§ **What to produce**: For the data below, report only the number of lines containing the string "layer".

─── Data rows ───

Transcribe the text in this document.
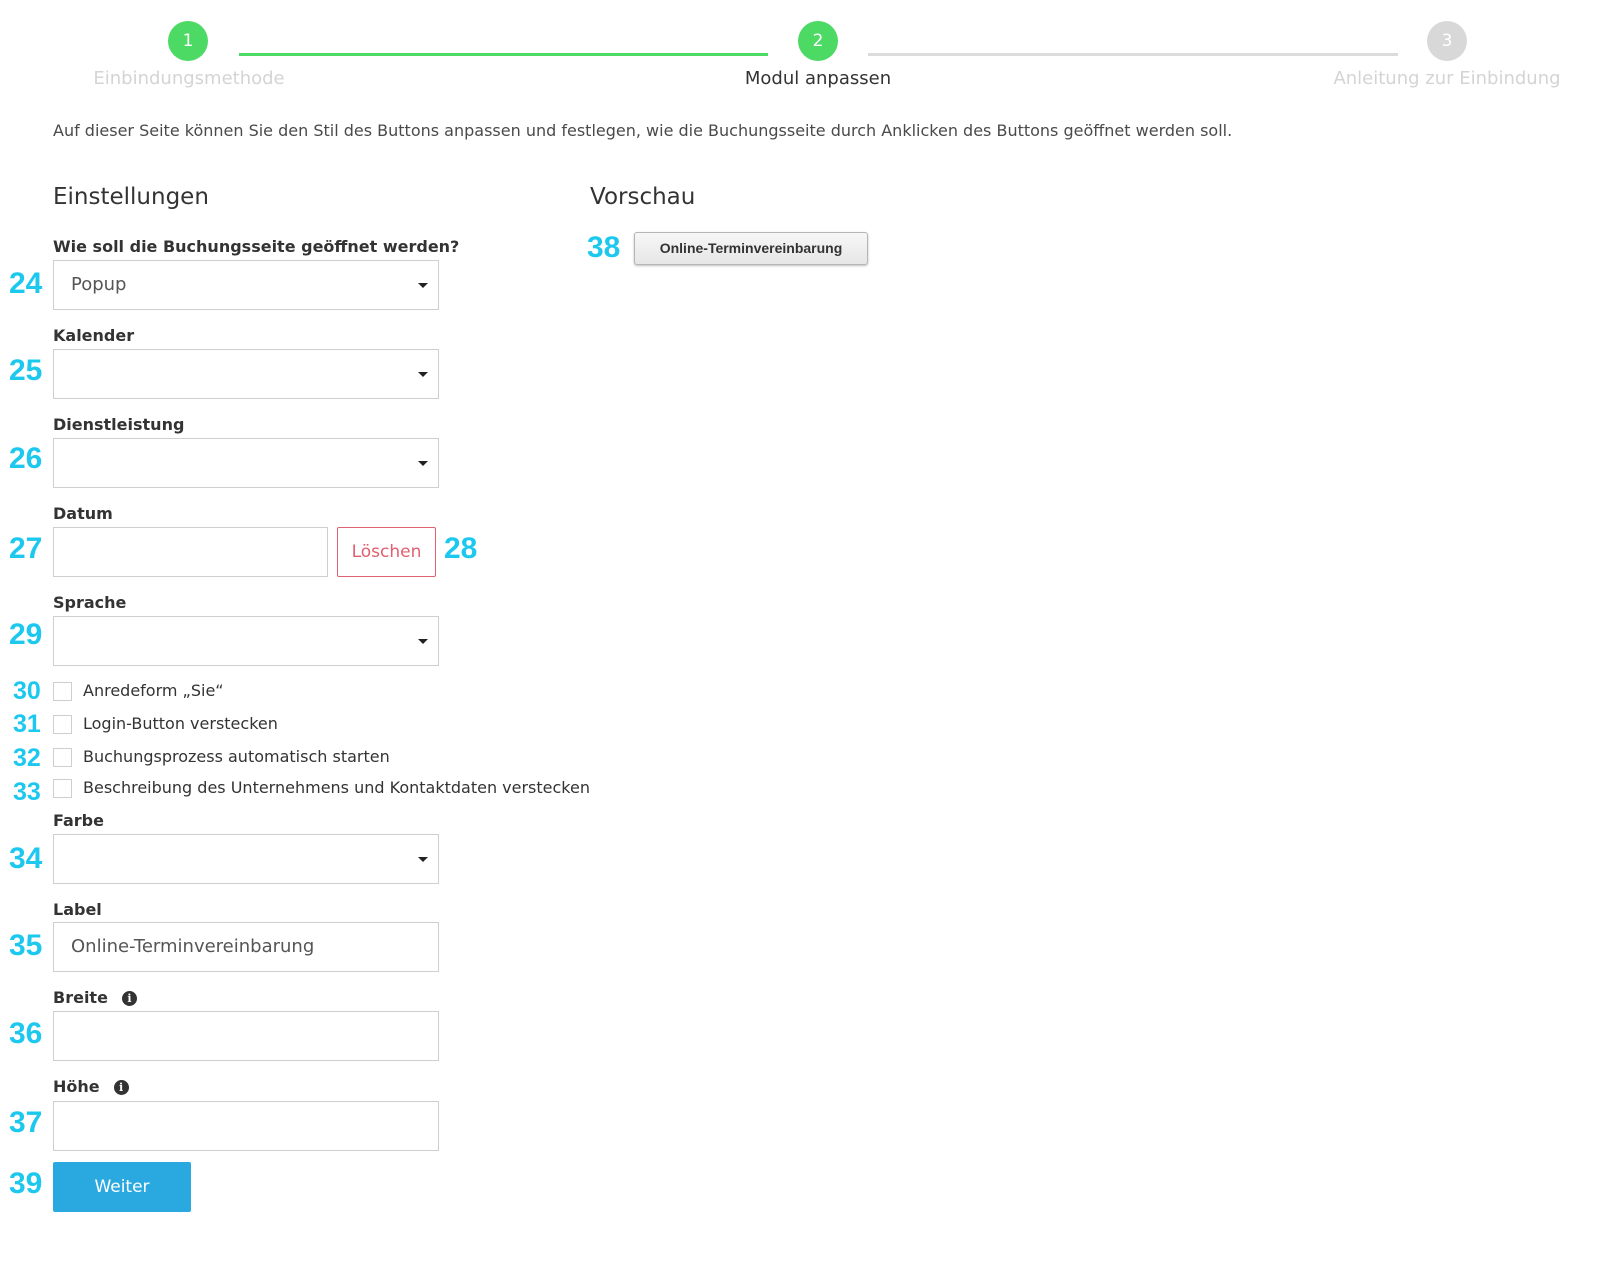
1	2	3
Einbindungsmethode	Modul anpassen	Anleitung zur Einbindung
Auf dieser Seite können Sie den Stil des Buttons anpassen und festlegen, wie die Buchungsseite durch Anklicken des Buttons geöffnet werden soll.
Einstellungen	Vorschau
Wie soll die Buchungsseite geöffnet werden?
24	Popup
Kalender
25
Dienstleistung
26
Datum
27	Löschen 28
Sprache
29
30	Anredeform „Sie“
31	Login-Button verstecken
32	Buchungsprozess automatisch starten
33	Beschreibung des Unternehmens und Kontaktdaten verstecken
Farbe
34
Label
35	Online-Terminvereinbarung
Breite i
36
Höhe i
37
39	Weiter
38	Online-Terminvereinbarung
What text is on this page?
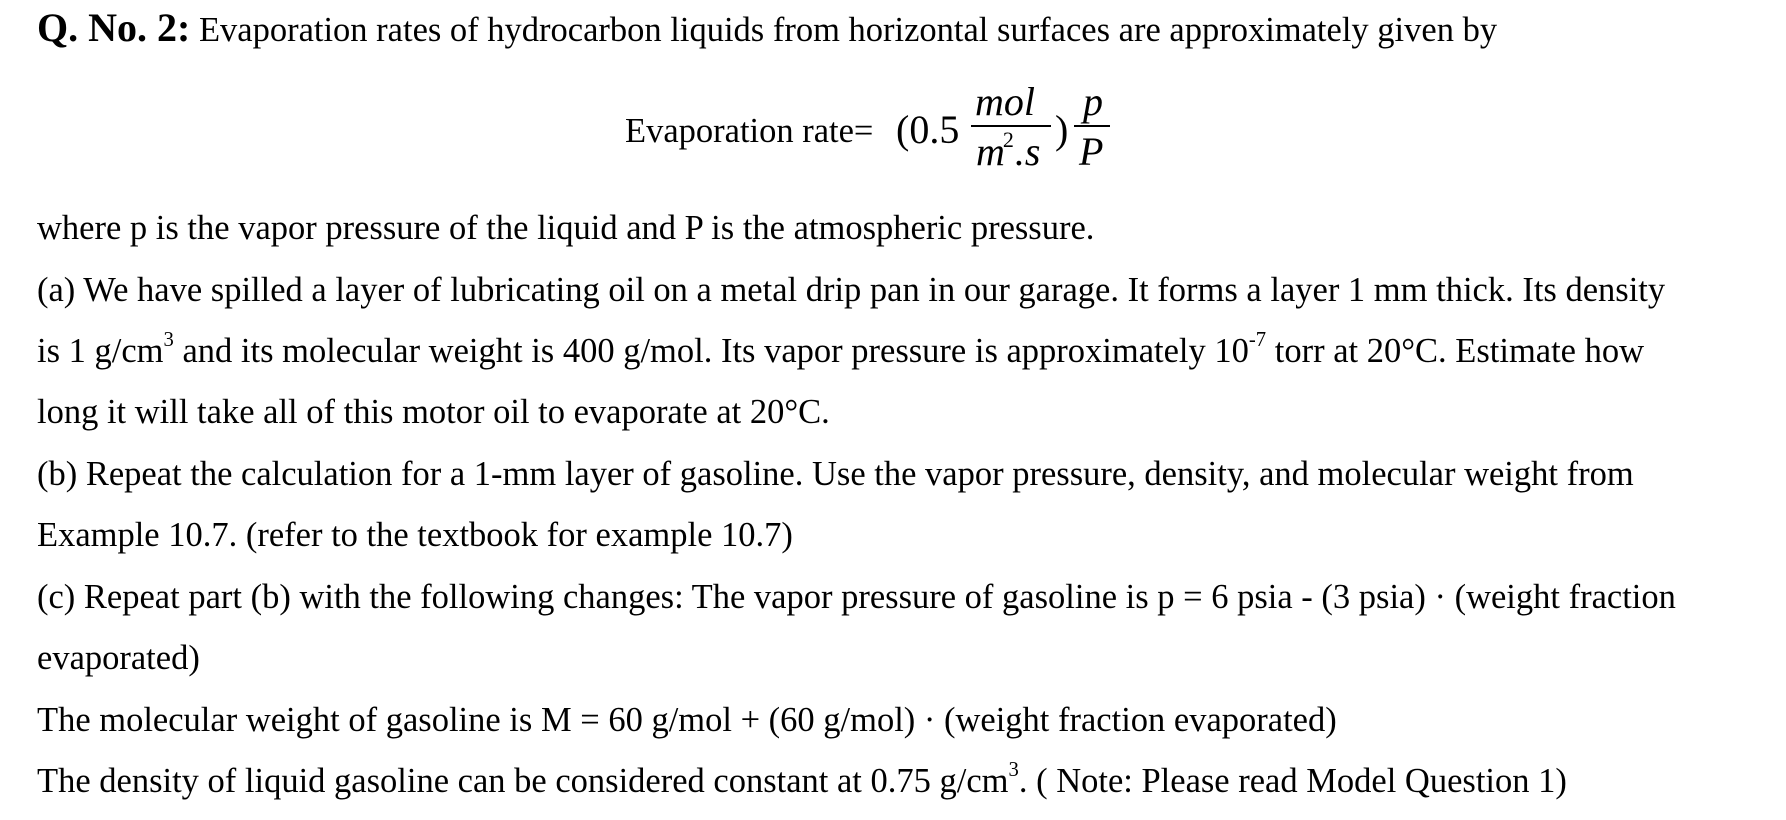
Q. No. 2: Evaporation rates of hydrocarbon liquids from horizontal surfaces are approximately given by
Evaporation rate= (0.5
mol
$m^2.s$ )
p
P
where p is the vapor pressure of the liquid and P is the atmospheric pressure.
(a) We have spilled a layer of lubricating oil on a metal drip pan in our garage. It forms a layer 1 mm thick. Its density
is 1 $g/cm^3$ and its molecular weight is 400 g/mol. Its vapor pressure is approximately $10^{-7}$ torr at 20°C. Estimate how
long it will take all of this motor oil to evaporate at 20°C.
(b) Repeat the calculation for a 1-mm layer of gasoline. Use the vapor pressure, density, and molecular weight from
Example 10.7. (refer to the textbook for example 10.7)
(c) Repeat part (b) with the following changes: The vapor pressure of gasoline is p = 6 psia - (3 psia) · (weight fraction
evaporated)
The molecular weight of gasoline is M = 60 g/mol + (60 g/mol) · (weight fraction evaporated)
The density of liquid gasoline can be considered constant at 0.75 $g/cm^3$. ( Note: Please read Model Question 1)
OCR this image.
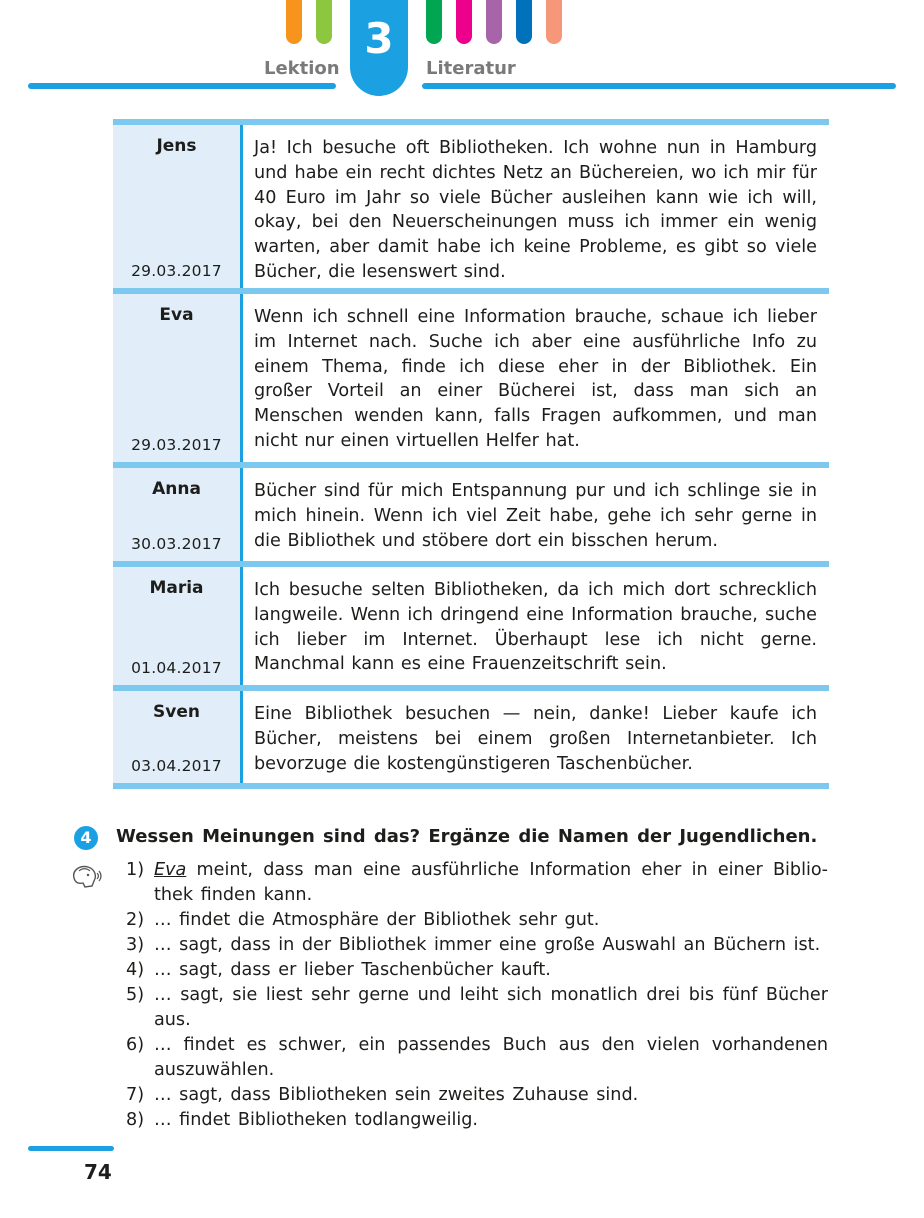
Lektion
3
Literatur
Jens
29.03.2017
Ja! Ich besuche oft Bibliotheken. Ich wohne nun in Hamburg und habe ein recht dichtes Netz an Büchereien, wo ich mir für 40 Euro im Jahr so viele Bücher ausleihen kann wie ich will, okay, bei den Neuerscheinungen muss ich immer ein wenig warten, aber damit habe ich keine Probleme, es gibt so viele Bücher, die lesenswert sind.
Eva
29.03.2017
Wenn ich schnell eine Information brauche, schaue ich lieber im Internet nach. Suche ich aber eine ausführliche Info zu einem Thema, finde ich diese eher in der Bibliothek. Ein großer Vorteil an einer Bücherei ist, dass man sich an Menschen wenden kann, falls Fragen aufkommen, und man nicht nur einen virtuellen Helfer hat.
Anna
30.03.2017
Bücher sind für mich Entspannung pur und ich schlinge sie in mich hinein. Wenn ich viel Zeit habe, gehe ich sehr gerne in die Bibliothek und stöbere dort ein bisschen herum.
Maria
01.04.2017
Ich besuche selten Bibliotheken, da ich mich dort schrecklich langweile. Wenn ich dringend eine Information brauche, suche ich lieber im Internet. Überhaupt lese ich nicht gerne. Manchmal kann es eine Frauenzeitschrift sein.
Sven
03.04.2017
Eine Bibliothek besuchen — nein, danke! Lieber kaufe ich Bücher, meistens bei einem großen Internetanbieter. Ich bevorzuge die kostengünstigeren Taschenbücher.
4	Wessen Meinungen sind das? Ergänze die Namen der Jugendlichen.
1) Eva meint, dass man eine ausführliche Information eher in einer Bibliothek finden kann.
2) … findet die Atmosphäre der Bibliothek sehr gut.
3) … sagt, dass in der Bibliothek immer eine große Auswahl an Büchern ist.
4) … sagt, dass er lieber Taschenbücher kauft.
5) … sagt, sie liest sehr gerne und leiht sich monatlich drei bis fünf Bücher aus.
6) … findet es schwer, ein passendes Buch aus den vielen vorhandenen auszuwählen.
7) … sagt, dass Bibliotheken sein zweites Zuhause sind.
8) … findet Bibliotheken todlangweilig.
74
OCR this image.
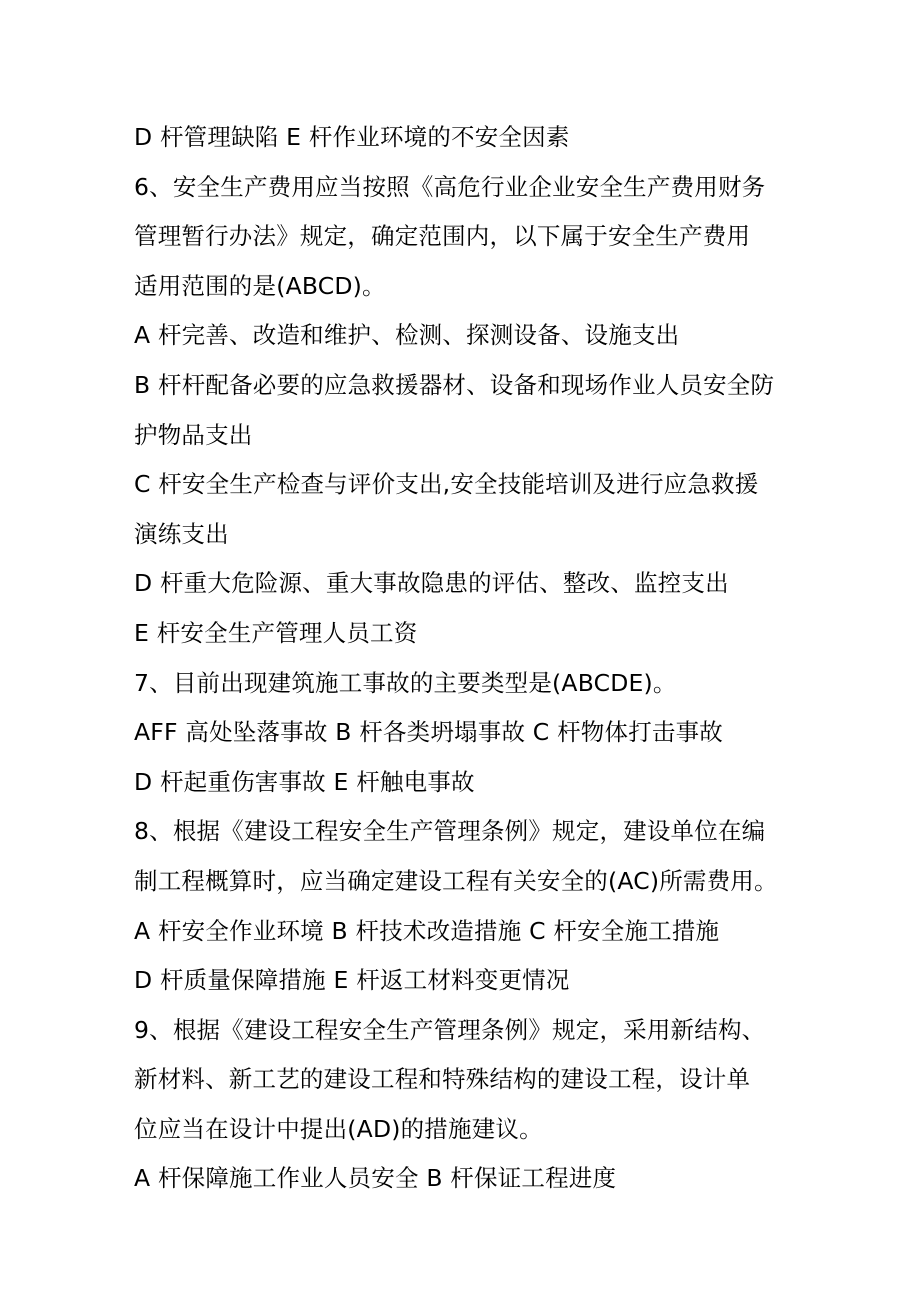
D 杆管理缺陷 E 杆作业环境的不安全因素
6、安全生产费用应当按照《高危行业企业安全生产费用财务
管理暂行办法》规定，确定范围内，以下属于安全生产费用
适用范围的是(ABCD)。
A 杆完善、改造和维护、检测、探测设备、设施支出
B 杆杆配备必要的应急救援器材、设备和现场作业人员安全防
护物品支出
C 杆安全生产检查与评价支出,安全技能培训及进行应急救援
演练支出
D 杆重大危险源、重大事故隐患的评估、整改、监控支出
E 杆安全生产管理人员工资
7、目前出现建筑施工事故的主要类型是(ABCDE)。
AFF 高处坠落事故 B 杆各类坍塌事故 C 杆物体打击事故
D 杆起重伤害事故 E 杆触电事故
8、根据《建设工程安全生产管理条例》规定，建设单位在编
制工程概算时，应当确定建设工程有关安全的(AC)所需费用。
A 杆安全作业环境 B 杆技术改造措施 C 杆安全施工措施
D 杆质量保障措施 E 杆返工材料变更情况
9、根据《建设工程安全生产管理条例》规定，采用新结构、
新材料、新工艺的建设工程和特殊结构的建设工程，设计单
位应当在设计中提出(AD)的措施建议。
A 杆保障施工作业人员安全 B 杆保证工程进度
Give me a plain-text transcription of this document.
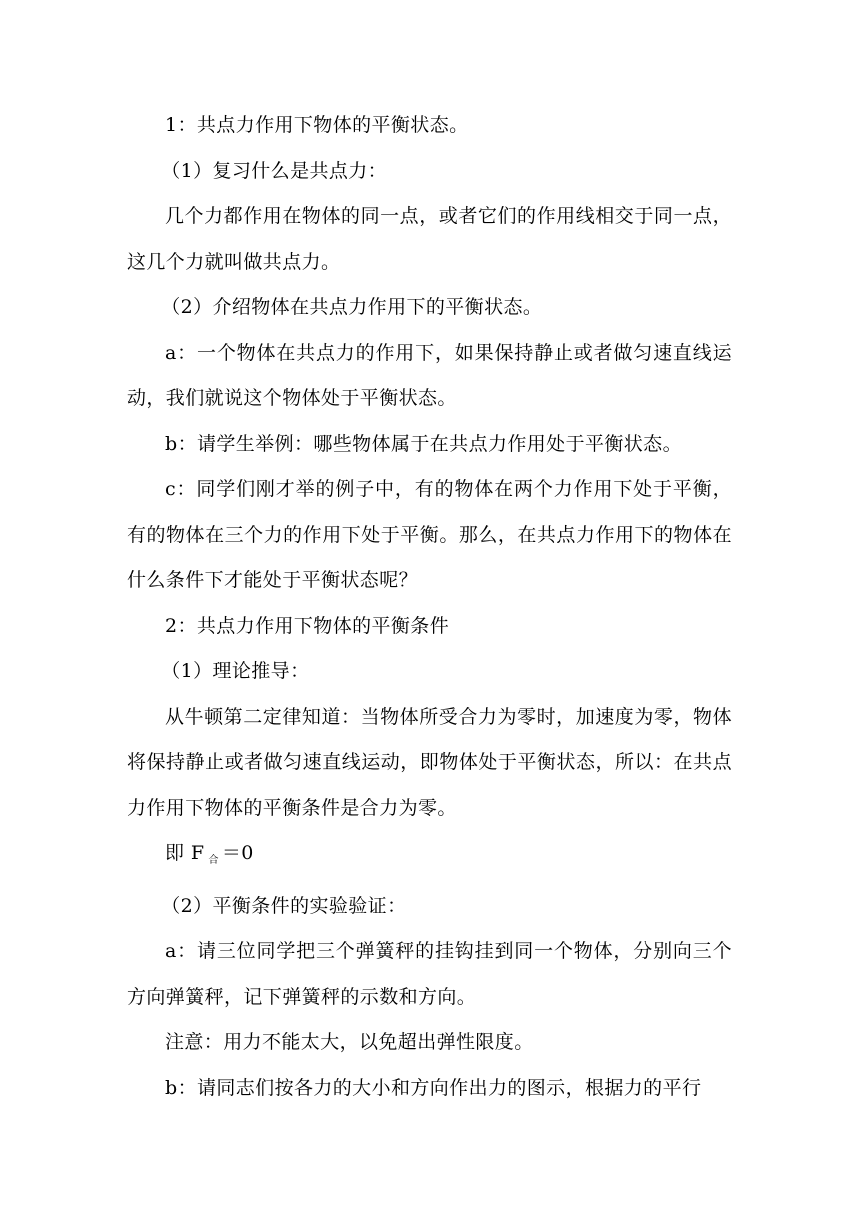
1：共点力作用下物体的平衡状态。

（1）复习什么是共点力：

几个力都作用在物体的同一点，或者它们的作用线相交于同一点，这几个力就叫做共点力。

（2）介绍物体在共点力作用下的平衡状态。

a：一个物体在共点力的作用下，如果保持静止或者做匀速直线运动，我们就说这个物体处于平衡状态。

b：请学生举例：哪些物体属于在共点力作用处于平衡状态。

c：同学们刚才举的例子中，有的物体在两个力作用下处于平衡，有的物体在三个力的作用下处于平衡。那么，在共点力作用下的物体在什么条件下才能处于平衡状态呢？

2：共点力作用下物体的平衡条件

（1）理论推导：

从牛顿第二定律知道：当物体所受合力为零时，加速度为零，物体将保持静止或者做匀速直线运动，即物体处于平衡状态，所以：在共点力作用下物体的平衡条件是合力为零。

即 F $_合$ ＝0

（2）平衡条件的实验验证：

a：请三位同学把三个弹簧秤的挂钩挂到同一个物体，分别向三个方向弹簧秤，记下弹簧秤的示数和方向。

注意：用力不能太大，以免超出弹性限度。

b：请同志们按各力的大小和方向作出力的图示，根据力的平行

───

§ **Output below**: 2